*Record list:*
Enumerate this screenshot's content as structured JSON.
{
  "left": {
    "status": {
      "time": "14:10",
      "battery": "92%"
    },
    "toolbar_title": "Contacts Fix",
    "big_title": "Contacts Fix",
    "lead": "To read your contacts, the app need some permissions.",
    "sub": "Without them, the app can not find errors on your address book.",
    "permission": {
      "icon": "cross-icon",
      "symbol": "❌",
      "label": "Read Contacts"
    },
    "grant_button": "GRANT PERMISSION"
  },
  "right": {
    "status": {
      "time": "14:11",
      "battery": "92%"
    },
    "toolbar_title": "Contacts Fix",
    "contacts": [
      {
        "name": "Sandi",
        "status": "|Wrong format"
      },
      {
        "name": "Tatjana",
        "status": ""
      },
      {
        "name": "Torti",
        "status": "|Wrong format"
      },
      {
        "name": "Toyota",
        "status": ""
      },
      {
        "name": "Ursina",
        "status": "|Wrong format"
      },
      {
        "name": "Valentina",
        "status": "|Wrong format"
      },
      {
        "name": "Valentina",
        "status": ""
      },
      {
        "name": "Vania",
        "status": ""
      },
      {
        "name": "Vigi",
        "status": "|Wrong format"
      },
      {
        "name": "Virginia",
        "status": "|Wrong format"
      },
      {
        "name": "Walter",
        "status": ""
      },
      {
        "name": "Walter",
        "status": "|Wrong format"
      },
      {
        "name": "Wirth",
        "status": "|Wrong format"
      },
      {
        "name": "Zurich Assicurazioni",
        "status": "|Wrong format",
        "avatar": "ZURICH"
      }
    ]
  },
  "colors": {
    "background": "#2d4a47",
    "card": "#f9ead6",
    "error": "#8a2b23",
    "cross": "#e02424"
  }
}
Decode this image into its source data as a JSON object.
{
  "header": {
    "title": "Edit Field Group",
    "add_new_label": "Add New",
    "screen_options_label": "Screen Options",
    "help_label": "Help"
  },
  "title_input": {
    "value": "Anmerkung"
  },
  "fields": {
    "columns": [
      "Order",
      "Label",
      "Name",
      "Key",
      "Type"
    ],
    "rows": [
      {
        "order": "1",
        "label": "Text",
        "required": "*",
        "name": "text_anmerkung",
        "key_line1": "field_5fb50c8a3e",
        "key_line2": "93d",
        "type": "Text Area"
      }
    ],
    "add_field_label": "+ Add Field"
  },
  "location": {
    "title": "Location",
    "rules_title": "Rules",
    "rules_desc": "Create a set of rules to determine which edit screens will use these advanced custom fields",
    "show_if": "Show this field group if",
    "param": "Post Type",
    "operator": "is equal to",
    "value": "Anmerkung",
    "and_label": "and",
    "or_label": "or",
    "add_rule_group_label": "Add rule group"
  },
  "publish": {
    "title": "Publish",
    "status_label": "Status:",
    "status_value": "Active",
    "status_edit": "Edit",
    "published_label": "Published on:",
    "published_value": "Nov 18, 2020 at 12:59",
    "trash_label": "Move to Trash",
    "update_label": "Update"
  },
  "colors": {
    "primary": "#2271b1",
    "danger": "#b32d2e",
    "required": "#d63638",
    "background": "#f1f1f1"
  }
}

*The exercise:*
Take the entries above and copy them out exactly.

*Written answer:*
Enumerate this screenshot's content as structured JSON.
{
  "left": {
    "status": {
      "time": "14:10",
      "battery": "92%"
    },
    "toolbar_title": "Contacts Fix",
    "big_title": "Contacts Fix",
    "lead": "To read your contacts, the app need some permissions.",
    "sub": "Without them, the app can not find errors on your address book.",
    "permission": {
      "icon": "cross-icon",
      "symbol": "❌",
      "label": "Read Contacts"
    },
    "grant_button": "GRANT PERMISSION"
  },
  "right": {
    "status": {
      "time": "14:11",
      "battery": "92%"
    },
    "toolbar_title": "Contacts Fix",
    "contacts": [
      {
        "name": "Sandi",
        "status": "|Wrong format"
      },
      {
        "name": "Tatjana",
        "status": ""
      },
      {
        "name": "Torti",
        "status": "|Wrong format"
      },
      {
        "name": "Toyota",
        "status": ""
      },
      {
        "name": "Ursina",
        "status": "|Wrong format"
      },
      {
        "name": "Valentina",
        "status": "|Wrong format"
      },
      {
        "name": "Valentina",
        "status": ""
      },
      {
        "name": "Vania",
        "status": ""
      },
      {
        "name": "Vigi",
        "status": "|Wrong format"
      },
      {
        "name": "Virginia",
        "status": "|Wrong format"
      },
      {
        "name": "Walter",
        "status": ""
      },
      {
        "name": "Walter",
        "status": "|Wrong format"
      },
      {
        "name": "Wirth",
        "status": "|Wrong format"
      },
      {
        "name": "Zurich Assicurazioni",
        "status": "|Wrong format",
        "avatar": "ZURICH"
      }
    ]
  },
  "colors": {
    "background": "#2d4a47",
    "card": "#f9ead6",
    "error": "#8a2b23",
    "cross": "#e02424"
  }
}
Decode this image into its source data as a JSON object.
{
  "header": {
    "title": "Edit Field Group",
    "add_new_label": "Add New",
    "screen_options_label": "Screen Options",
    "help_label": "Help"
  },
  "title_input": {
    "value": "Anmerkung"
  },
  "fields": {
    "columns": [
      "Order",
      "Label",
      "Name",
      "Key",
      "Type"
    ],
    "rows": [
      {
        "order": "1",
        "label": "Text",
        "required": "*",
        "name": "text_anmerkung",
        "key_line1": "field_5fb50c8a3e",
        "key_line2": "93d",
        "type": "Text Area"
      }
    ],
    "add_field_label": "+ Add Field"
  },
  "location": {
    "title": "Location",
    "rules_title": "Rules",
    "rules_desc": "Create a set of rules to determine which edit screens will use these advanced custom fields",
    "show_if": "Show this field group if",
    "param": "Post Type",
    "operator": "is equal to",
    "value": "Anmerkung",
    "and_label": "and",
    "or_label": "or",
    "add_rule_group_label": "Add rule group"
  },
  "publish": {
    "title": "Publish",
    "status_label": "Status:",
    "status_value": "Active",
    "status_edit": "Edit",
    "published_label": "Published on:",
    "published_value": "Nov 18, 2020 at 12:59",
    "trash_label": "Move to Trash",
    "update_label": "Update"
  },
  "colors": {
    "primary": "#2271b1",
    "danger": "#b32d2e",
    "required": "#d63638",
    "background": "#f1f1f1"
  }
}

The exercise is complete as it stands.